> _Problem_:
Copy each line of the records that holds the string "structure".

> _Extracted information_:
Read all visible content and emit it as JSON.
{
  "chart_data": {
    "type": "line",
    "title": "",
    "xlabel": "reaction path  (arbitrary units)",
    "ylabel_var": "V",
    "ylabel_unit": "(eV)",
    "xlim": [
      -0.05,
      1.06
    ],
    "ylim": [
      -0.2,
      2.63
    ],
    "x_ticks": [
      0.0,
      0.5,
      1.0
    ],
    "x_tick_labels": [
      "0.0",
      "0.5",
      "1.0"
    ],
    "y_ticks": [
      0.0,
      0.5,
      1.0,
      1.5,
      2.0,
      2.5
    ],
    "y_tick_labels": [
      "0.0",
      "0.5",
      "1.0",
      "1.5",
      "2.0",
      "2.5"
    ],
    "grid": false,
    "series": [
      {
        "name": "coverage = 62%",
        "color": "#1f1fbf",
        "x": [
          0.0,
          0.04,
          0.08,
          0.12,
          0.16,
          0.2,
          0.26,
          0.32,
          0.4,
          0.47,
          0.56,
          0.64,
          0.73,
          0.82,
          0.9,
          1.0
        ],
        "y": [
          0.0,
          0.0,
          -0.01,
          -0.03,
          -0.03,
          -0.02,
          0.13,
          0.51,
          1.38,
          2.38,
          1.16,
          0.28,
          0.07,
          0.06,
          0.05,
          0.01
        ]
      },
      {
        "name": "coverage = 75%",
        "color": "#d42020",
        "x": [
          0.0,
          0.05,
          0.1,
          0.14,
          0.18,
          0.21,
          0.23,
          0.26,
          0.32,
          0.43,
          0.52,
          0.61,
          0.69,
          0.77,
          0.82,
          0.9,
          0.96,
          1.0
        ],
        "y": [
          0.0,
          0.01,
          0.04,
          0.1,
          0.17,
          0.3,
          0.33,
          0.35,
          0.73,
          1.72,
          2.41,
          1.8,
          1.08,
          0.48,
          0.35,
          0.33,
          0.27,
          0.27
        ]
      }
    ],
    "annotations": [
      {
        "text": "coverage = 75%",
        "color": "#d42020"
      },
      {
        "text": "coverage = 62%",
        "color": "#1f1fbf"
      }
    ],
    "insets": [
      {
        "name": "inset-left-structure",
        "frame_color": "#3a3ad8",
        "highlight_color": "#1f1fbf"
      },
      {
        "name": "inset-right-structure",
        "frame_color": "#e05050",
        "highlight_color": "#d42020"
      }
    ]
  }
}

> _Solution to this exercise_:
        "name": "inset-left-structure",
        "name": "inset-right-structure",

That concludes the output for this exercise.